## Recorded information
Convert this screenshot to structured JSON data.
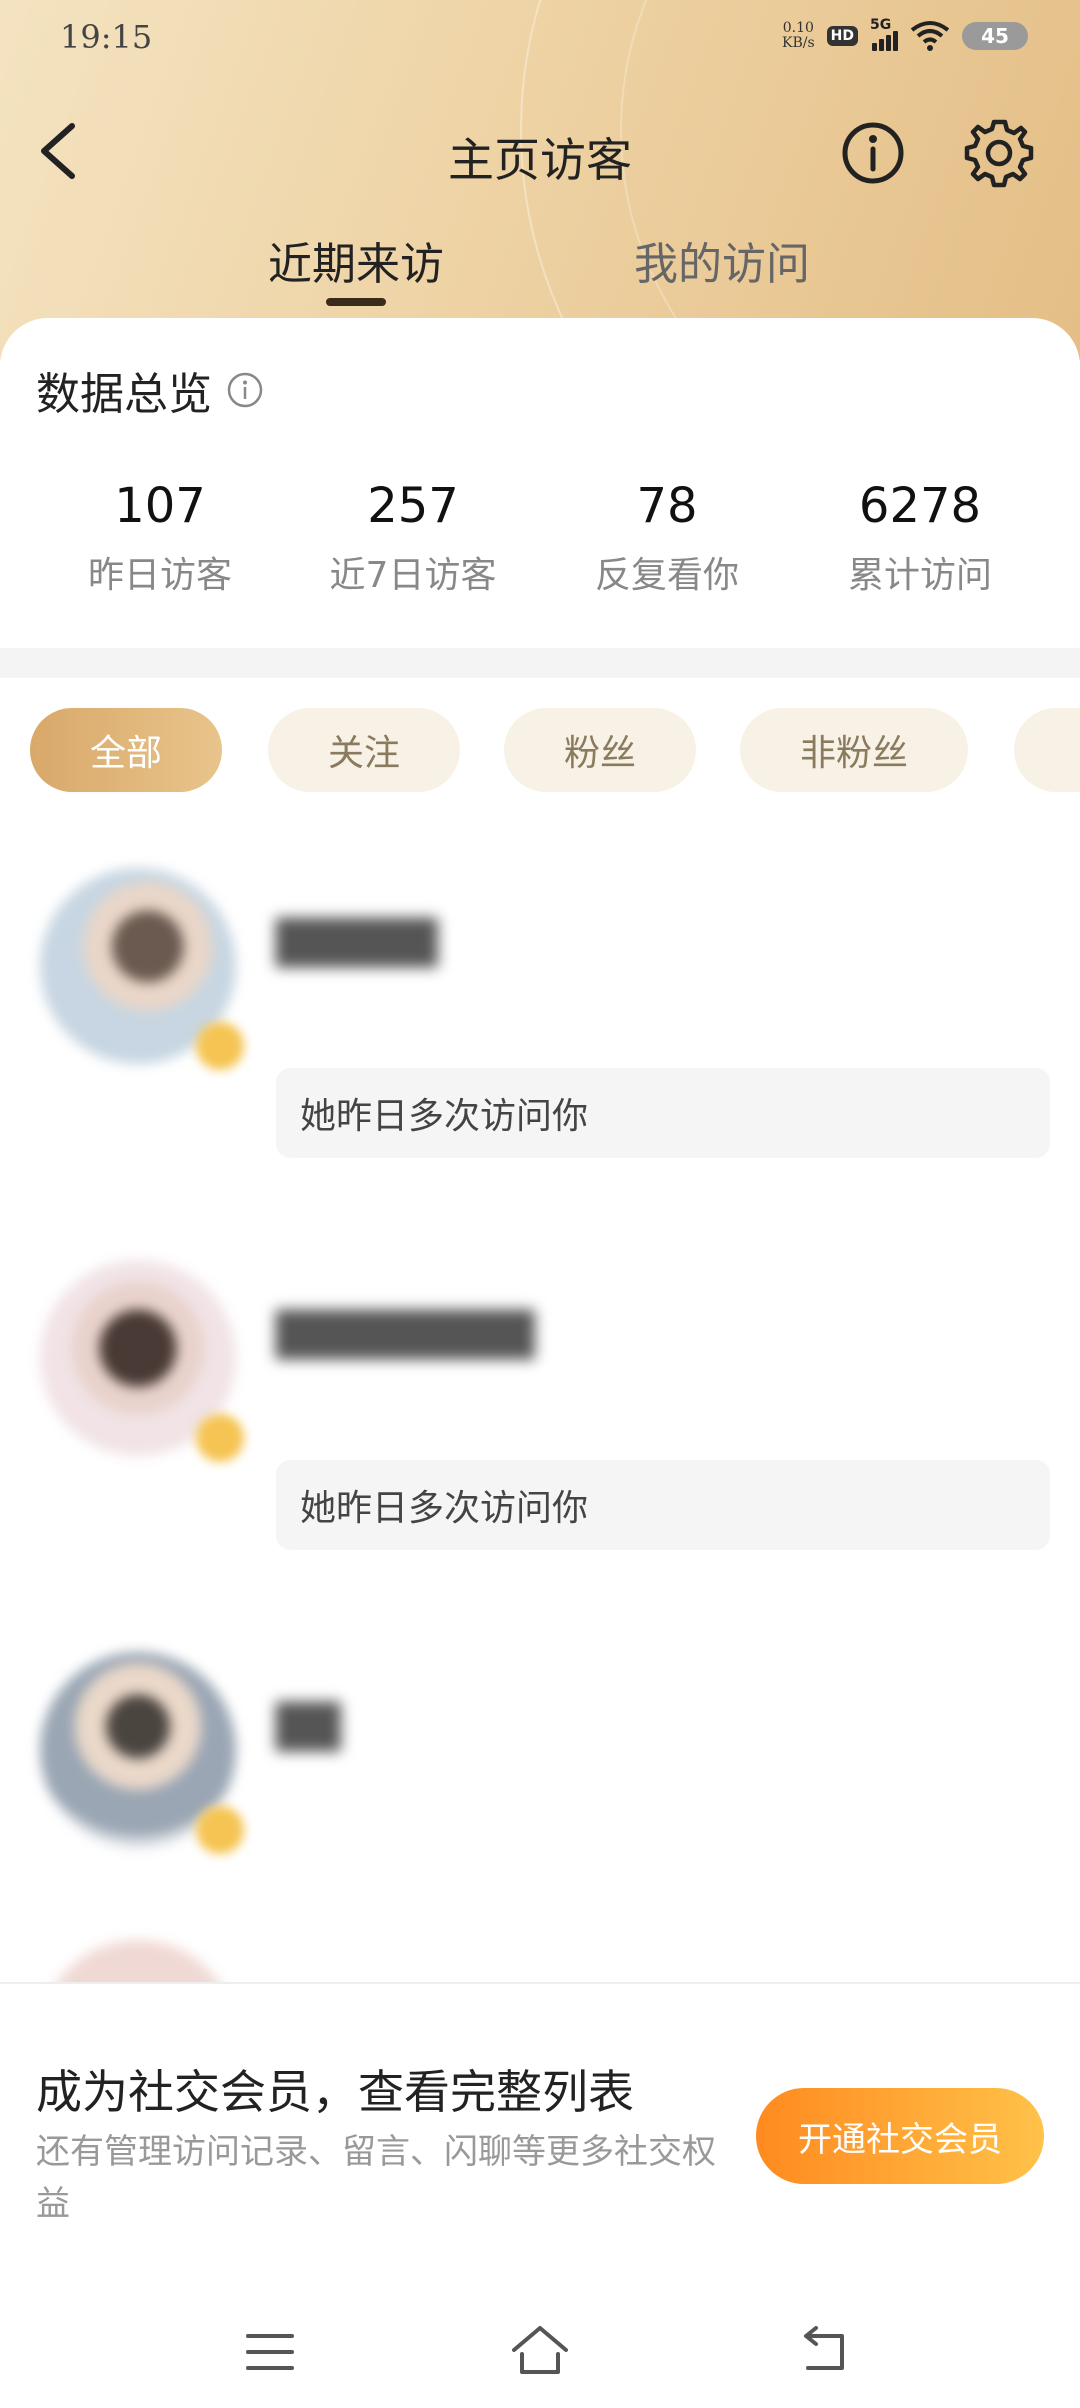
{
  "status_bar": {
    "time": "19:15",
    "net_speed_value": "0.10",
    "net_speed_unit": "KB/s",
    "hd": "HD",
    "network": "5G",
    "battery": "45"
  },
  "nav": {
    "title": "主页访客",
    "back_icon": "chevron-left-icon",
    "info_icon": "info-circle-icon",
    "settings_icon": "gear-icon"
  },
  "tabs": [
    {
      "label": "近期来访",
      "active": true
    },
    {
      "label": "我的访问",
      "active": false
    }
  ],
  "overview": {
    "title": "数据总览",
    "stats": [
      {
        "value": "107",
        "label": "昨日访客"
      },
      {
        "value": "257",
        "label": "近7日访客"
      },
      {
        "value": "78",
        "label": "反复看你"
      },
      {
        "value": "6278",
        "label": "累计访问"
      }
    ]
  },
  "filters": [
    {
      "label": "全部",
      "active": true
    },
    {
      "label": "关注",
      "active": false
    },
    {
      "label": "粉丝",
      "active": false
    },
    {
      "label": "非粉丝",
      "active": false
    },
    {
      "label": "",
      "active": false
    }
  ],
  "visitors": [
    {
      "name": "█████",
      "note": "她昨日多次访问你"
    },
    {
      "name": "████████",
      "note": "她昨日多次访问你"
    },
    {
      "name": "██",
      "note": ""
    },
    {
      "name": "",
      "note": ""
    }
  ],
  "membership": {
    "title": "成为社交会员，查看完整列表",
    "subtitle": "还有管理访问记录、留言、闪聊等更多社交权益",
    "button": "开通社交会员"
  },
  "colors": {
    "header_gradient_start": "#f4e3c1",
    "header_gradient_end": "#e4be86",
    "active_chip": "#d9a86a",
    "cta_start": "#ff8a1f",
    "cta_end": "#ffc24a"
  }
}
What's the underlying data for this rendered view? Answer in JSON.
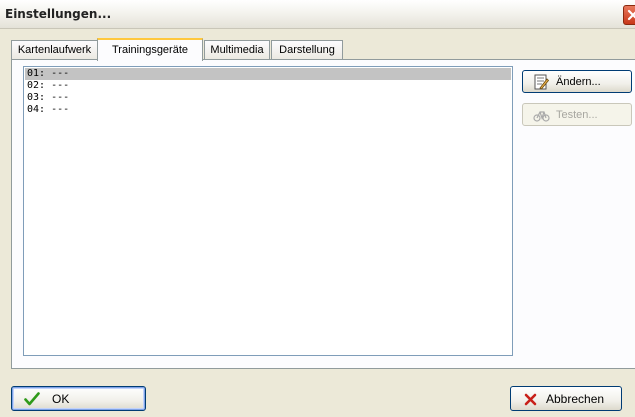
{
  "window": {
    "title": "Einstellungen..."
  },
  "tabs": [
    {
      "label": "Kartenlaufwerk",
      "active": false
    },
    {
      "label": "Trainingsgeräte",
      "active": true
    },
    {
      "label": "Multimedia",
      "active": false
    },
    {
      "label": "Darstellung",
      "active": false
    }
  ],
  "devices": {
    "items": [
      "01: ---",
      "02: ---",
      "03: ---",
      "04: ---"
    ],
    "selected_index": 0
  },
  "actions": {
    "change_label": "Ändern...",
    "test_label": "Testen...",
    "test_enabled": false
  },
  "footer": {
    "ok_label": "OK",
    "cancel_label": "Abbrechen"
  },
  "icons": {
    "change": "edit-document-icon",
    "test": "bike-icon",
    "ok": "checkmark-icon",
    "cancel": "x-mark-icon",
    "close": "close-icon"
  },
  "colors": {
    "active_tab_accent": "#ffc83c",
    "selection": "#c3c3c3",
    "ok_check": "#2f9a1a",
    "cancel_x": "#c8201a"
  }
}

## Your objective
In the listing above, find the lines holding the word "this" and copy them.

## Completed task
Convert this screenshot to structured JSON data.
What's the underlying data for this rendered view? Answer in JSON.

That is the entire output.